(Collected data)

* Start *

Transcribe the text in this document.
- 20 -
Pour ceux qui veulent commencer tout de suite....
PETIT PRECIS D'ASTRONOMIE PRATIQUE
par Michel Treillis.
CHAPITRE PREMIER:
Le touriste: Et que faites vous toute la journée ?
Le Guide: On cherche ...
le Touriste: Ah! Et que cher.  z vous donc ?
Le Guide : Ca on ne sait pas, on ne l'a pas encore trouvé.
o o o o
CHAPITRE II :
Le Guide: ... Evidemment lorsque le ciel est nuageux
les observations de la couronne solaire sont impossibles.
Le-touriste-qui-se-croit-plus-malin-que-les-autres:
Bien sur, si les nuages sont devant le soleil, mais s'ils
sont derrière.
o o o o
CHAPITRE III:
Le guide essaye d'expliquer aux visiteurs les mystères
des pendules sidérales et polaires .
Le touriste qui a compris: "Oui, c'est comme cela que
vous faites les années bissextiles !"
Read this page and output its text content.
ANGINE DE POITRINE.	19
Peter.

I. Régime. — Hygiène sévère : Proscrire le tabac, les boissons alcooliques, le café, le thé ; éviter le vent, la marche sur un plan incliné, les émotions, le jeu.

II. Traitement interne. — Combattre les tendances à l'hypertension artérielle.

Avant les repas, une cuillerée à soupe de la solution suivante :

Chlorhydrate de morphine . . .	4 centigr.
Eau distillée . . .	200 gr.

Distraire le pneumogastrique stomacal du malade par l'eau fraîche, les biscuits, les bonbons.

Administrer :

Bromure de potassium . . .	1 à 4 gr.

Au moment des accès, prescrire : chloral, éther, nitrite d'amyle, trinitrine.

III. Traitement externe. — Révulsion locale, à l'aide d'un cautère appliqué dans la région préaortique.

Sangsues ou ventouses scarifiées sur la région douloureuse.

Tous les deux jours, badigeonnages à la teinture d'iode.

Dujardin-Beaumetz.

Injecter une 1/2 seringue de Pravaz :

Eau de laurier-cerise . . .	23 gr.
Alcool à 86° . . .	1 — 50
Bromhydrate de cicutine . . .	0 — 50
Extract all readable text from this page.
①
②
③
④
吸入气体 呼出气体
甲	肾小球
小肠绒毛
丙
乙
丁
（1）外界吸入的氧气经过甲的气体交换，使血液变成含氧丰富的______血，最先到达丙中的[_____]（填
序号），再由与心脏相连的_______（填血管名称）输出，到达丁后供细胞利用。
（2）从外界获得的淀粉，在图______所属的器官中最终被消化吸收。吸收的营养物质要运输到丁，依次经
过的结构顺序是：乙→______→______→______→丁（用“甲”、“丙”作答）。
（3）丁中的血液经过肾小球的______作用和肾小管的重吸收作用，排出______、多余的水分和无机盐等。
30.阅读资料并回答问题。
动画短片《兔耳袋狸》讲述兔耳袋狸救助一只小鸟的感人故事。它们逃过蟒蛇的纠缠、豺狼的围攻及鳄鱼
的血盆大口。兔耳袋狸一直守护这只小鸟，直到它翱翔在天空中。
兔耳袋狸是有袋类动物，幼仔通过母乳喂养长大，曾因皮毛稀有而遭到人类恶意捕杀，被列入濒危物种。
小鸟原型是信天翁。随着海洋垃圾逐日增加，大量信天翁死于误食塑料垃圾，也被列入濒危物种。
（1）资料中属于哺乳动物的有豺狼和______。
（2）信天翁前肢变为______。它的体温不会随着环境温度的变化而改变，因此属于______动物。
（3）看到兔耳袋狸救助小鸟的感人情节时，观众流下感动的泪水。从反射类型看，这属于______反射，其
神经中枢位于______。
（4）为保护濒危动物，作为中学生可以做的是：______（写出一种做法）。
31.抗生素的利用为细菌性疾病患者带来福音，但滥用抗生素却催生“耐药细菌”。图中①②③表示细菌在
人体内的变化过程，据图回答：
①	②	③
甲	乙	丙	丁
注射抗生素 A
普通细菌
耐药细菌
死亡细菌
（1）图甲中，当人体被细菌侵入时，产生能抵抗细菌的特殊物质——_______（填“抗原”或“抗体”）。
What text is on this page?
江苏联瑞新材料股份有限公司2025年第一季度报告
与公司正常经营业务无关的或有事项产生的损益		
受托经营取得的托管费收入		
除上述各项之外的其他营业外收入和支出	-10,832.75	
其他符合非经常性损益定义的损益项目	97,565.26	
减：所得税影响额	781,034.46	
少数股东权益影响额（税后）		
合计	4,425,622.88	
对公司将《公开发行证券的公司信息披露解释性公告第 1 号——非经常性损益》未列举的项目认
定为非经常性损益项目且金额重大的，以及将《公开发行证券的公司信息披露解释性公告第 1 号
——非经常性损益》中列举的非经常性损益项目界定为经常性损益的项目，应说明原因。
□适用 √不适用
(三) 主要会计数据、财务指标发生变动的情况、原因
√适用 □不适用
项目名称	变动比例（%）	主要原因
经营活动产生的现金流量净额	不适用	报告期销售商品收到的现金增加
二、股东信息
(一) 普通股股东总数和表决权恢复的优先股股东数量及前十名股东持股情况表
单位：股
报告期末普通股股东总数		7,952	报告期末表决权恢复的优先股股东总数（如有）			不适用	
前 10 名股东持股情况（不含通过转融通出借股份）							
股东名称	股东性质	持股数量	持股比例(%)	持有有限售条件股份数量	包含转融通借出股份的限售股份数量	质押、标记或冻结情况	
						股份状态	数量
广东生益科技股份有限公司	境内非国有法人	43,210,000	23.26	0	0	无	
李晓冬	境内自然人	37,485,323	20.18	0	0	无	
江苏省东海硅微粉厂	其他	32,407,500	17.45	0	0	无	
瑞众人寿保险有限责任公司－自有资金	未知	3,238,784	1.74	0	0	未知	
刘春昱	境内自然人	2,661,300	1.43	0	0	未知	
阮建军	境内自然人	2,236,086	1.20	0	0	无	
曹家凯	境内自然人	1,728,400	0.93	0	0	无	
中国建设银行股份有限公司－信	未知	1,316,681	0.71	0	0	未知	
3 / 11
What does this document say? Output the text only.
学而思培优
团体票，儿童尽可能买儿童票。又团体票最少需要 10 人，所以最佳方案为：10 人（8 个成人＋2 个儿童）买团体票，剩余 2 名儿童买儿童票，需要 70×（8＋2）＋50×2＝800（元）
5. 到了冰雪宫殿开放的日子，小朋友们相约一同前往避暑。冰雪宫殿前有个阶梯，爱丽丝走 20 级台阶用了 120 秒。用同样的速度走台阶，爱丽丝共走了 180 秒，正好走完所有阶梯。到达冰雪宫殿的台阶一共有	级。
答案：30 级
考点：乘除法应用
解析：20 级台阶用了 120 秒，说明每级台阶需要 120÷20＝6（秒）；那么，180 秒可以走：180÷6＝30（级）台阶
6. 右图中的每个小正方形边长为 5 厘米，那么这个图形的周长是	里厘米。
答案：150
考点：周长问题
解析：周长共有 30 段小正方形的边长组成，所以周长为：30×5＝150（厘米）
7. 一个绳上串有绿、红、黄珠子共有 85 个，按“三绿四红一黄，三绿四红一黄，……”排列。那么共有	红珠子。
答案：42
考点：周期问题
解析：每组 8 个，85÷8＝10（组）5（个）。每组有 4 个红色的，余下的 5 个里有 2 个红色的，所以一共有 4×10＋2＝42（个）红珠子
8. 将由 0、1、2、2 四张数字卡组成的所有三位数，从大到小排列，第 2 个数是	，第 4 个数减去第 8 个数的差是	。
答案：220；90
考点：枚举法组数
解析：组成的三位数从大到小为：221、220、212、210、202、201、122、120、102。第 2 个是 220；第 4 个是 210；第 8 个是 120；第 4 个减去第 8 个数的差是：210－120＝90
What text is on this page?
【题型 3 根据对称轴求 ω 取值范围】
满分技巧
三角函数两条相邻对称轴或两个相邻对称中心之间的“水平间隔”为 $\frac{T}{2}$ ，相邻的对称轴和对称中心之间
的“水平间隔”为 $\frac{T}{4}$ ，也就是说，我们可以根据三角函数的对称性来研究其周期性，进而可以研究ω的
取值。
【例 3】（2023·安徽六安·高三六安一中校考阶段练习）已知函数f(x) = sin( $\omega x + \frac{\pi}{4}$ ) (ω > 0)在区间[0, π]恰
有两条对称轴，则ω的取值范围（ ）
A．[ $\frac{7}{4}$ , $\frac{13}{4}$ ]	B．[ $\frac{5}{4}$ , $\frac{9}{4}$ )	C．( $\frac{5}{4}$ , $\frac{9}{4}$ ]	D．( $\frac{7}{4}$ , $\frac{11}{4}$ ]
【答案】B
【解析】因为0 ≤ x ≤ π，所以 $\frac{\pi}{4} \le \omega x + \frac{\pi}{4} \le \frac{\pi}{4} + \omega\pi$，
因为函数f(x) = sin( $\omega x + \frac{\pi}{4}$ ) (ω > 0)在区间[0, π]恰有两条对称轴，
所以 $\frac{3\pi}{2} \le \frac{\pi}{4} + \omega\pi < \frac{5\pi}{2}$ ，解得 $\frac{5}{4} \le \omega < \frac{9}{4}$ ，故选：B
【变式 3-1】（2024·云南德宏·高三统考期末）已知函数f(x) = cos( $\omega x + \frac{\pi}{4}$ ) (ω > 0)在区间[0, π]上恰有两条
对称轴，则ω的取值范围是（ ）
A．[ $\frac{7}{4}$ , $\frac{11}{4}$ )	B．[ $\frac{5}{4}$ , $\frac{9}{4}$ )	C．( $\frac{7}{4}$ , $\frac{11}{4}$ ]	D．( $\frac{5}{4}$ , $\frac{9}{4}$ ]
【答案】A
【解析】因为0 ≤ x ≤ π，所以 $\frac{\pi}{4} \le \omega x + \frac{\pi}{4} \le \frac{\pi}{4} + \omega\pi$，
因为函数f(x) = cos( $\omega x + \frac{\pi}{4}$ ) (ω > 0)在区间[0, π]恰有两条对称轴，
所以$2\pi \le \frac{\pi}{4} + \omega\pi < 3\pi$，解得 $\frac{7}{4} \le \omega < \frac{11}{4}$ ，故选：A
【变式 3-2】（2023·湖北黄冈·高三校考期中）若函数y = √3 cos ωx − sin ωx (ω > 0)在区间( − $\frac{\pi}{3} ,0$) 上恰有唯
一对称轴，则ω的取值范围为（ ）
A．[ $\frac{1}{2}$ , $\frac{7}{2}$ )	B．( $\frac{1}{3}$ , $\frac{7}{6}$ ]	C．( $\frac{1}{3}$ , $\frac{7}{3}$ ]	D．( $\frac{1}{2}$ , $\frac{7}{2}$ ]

* End *

▸ **Problem to solve**:
Looking at the material above, count the lines containing the string "个数的差是" and reply with the count alone.

▸ **Answer to this task**:
2